**Directions for this task**
Can you reproduce the records from the line with "60, 1049, 607]" up to and including the line with "233, 52, 252]", keeping every character as it appears?

**Recorded data**
• • • • •
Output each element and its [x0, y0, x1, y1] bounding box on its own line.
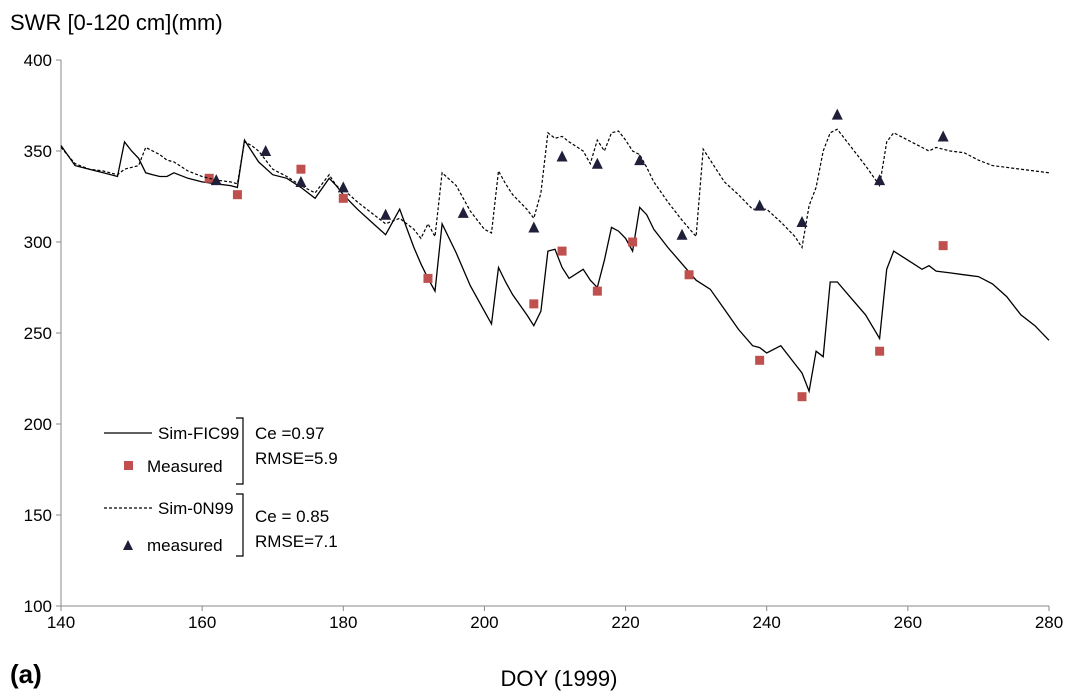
axes	[60, 60, 1049, 607]
measured-triangle-point	[591, 157, 603, 169]
x-tick-label: 140	[47, 613, 75, 632]
ce-value-fic99: Ce =0.97	[255, 424, 324, 443]
measured-triangle-point	[260, 145, 272, 156]
measured-triangle-point	[295, 175, 307, 187]
measured-triangle-point	[457, 206, 469, 218]
measured-triangle-point	[831, 108, 843, 120]
measured-point	[204, 173, 214, 183]
measured-point	[529, 299, 539, 309]
measured-triangle-point	[754, 199, 766, 211]
measured-triangle-point	[556, 150, 568, 162]
measured-triangle-point	[676, 228, 688, 240]
measured-triangle-point	[380, 208, 392, 220]
legend-sim-fic99-label: Sim-FIC99	[158, 424, 239, 443]
y-tick-label: 300	[24, 233, 52, 252]
y-tick-label: 250	[24, 324, 52, 343]
measured-triangle-point	[796, 215, 808, 227]
rmse-value-fic99: RMSE=5.9	[255, 449, 338, 468]
measured-triangle-point	[528, 221, 540, 233]
measured-point	[232, 190, 242, 200]
y-tick-label: 400	[24, 51, 52, 70]
panel-label: (a)	[10, 659, 42, 689]
measured-point	[423, 273, 433, 283]
measured-point	[628, 237, 638, 247]
y-tick-label: 350	[24, 142, 52, 161]
x-tick-label: 200	[470, 613, 498, 632]
legend-sim-0n99-label: Sim-0N99	[158, 499, 234, 518]
measured-triangle-point	[634, 154, 646, 166]
rmse-value-0n99: RMSE=7.1	[255, 532, 338, 551]
x-tick-label: 160	[188, 613, 216, 632]
legend-measured-triangle-swatch	[123, 540, 133, 550]
x-tick-label: 220	[611, 613, 639, 632]
x-tick-label: 240	[753, 613, 781, 632]
legend-measured-swatch	[124, 461, 133, 470]
measured-point	[296, 164, 306, 174]
series-line-sim-0n99-2	[60, 128, 1050, 250]
measured-triangle-point	[937, 130, 949, 142]
measured-point	[592, 286, 602, 296]
measured-point	[797, 392, 807, 402]
measured-point	[684, 270, 694, 280]
measured-point	[938, 241, 948, 251]
chart-title: SWR [0-120 cm](mm)	[10, 10, 223, 35]
measured-triangle-point	[210, 174, 222, 186]
measured-point	[755, 355, 765, 365]
x-tick-label: 180	[329, 613, 357, 632]
x-tick-label: 260	[894, 613, 922, 632]
measured-point	[875, 346, 885, 356]
legend-bracket-bottom	[236, 493, 244, 557]
y-tick-label: 150	[24, 506, 52, 525]
x-tick-label: 280	[1035, 613, 1063, 632]
ticks: 140 160 180 200 220 240 260 280 100 150 200 250 300 3…	[24, 51, 1064, 632]
measured-point	[338, 193, 348, 203]
y-tick-label: 200	[24, 415, 52, 434]
legend-measured-label: Measured	[147, 457, 223, 476]
series-line-sim-fic99-0	[60, 138, 1050, 394]
y-tick-label: 100	[24, 597, 52, 616]
series-layer	[60, 108, 1050, 402]
legend-bracket-top	[236, 417, 244, 485]
legend-measured-triangle-label: measured	[147, 536, 223, 555]
x-axis-label: DOY (1999)	[501, 666, 618, 691]
measured-triangle-point	[337, 181, 349, 193]
measured-triangle-point	[874, 174, 886, 186]
ce-value-0n99: Ce = 0.85	[255, 507, 329, 526]
measured-point	[557, 246, 567, 256]
legend: Sim-FIC99 Measured Sim-0N99 measured Ce …	[104, 417, 338, 557]
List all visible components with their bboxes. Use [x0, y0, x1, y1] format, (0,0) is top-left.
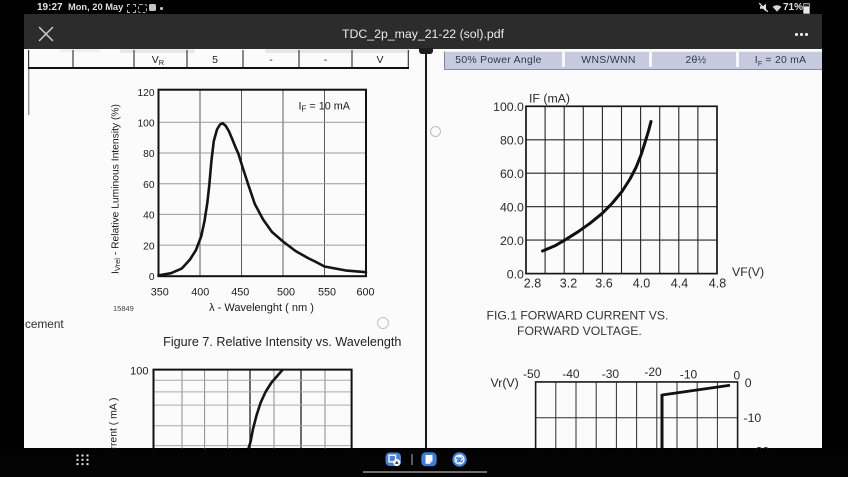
svg-text:40: 40: [143, 211, 155, 222]
svg-text:0: 0: [734, 368, 741, 382]
svg-text:60.0: 60.0: [500, 167, 524, 181]
svg-text:4.0: 4.0: [633, 277, 650, 291]
svg-text:0.0: 0.0: [507, 267, 524, 281]
svg-text:IF = 10 mA: IF = 10 mA: [299, 101, 351, 114]
svg-text:-50: -50: [523, 367, 541, 381]
svg-text:550: 550: [318, 286, 336, 298]
svg-text:100: 100: [138, 118, 155, 129]
svg-text:450: 450: [231, 286, 249, 298]
svg-text:5: 5: [212, 54, 218, 66]
svg-text:FIG.1 FORWARD CURRENT VS.: FIG.1 FORWARD CURRENT VS.: [487, 308, 669, 322]
svg-text:Vr(V): Vr(V): [491, 376, 519, 390]
svg-text:0: 0: [149, 272, 155, 283]
svg-text:3.6: 3.6: [595, 277, 612, 291]
svg-text:V: V: [376, 54, 383, 66]
svg-text:3.2: 3.2: [560, 277, 577, 291]
svg-text:-10: -10: [744, 411, 762, 425]
svg-text:4.8: 4.8: [709, 277, 726, 291]
svg-text:-: -: [324, 54, 328, 66]
svg-text:350: 350: [151, 286, 169, 298]
svg-text:0: 0: [745, 376, 752, 390]
svg-text:2.8: 2.8: [524, 277, 541, 291]
svg-text:IVrel - Relative Luminous Inte: IVrel - Relative Luminous Intensity (%): [111, 104, 123, 274]
svg-text:100: 100: [130, 366, 148, 378]
svg-text:80.0: 80.0: [500, 134, 524, 148]
svg-text:40.0: 40.0: [500, 200, 524, 214]
svg-text:600: 600: [356, 286, 374, 298]
svg-text:20.0: 20.0: [500, 234, 524, 248]
svg-text:FORWARD VOLTAGE.: FORWARD VOLTAGE.: [517, 324, 642, 338]
svg-text:20: 20: [143, 241, 155, 252]
svg-text:120: 120: [138, 88, 155, 99]
svg-text:λ - Wavelenght ( nm ): λ - Wavelenght ( nm ): [209, 302, 314, 314]
svg-text:rrent ( mA ): rrent ( mA ): [109, 398, 120, 450]
svg-text:VF(V): VF(V): [732, 265, 764, 279]
svg-text:60: 60: [143, 180, 155, 191]
svg-text:-20: -20: [644, 365, 662, 379]
svg-text:IF (mA): IF (mA): [529, 92, 570, 106]
svg-text:500: 500: [277, 286, 295, 298]
svg-text:-: -: [269, 54, 273, 66]
svg-text:-10: -10: [680, 367, 698, 381]
svg-text:80: 80: [143, 149, 155, 160]
svg-text:15849: 15849: [113, 304, 134, 313]
svg-text:4.4: 4.4: [671, 277, 688, 291]
svg-text:-40: -40: [562, 367, 580, 381]
svg-text:400: 400: [191, 286, 209, 298]
svg-text:VR: VR: [152, 54, 165, 67]
svg-text:100.0: 100.0: [493, 100, 524, 114]
svg-text:-30: -30: [602, 367, 620, 381]
svg-text:Figure 7. Relative Intensity v: Figure 7. Relative Intensity vs. Wavelen…: [163, 335, 401, 349]
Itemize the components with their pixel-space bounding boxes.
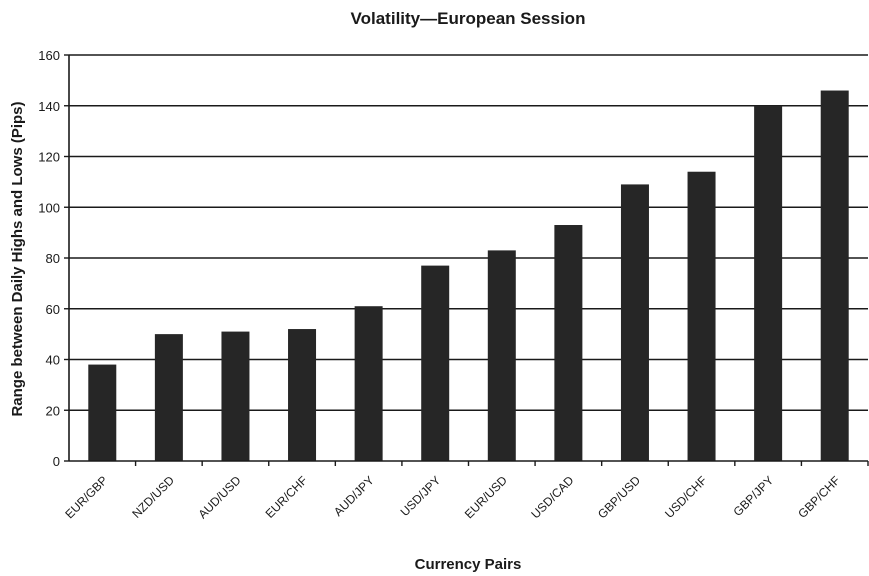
y-tick-label: 80 (46, 251, 60, 266)
x-tick-label: USD/JPY (398, 473, 444, 519)
bars (88, 90, 849, 462)
y-tick-label: 120 (38, 150, 60, 165)
bar (487, 250, 516, 461)
y-tick-label: 20 (46, 403, 60, 418)
bar (754, 105, 783, 461)
y-tick-labels: 0 20 40 60 80 100 120 140 160 (38, 48, 60, 469)
x-tick-label: GBP/CHF (795, 473, 843, 521)
bar (221, 331, 250, 461)
y-tick-label: 60 (46, 302, 60, 317)
x-tick-labels: EUR/GBP NZD/USD AUD/USD EUR/CHF AUD/JPY USD/J… (62, 473, 843, 521)
x-tick-label: USD/CAD (528, 473, 576, 521)
x-tick-label: EUR/GBP (62, 473, 110, 521)
x-tick-label: GBP/JPY (731, 473, 777, 519)
x-tick-label: USD/CHF (662, 473, 710, 521)
y-tick-label: 0 (53, 454, 60, 469)
bar (154, 334, 183, 461)
bar (820, 90, 849, 462)
bar (288, 329, 317, 461)
x-tick-label: NZD/USD (129, 473, 177, 521)
bar (88, 364, 117, 461)
y-axis-title: Range between Daily Highs and Lows (Pips… (9, 101, 26, 416)
x-tick-label: EUR/CHF (263, 473, 311, 521)
bar (687, 171, 716, 461)
x-tick-label: GBP/USD (595, 473, 643, 521)
bar (354, 306, 383, 461)
y-tick-label: 100 (38, 200, 60, 215)
x-tick-label: EUR/USD (462, 473, 510, 521)
chart-title: Volatility—European Session (351, 9, 586, 28)
axes (64, 54, 869, 466)
x-tick-label: AUD/JPY (331, 473, 377, 519)
gridlines (69, 54, 868, 411)
y-tick-label: 160 (38, 48, 60, 63)
y-tick-label: 40 (46, 353, 60, 368)
bar (554, 225, 583, 461)
x-axis-title: Currency Pairs (415, 556, 522, 573)
bar (421, 265, 450, 461)
bar (620, 184, 649, 461)
y-tick-label: 140 (38, 99, 60, 114)
x-tick-label: AUD/USD (195, 473, 243, 521)
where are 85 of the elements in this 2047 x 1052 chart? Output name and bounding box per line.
• • • • •
**Complete response**
axes	[60, 60, 1049, 607]
measured-triangle-point	[591, 157, 603, 169]
x-tick-label: 140	[47, 613, 75, 632]
ce-value-fic99: Ce =0.97	[255, 424, 324, 443]
measured-triangle-point	[260, 145, 272, 156]
measured-triangle-point	[295, 175, 307, 187]
measured-triangle-point	[457, 206, 469, 218]
measured-triangle-point	[831, 108, 843, 120]
measured-point	[204, 173, 214, 183]
measured-point	[529, 299, 539, 309]
measured-triangle-point	[754, 199, 766, 211]
measured-triangle-point	[556, 150, 568, 162]
measured-triangle-point	[676, 228, 688, 240]
measured-triangle-point	[380, 208, 392, 220]
legend-sim-fic99-label: Sim-FIC99	[158, 424, 239, 443]
y-tick-label: 300	[24, 233, 52, 252]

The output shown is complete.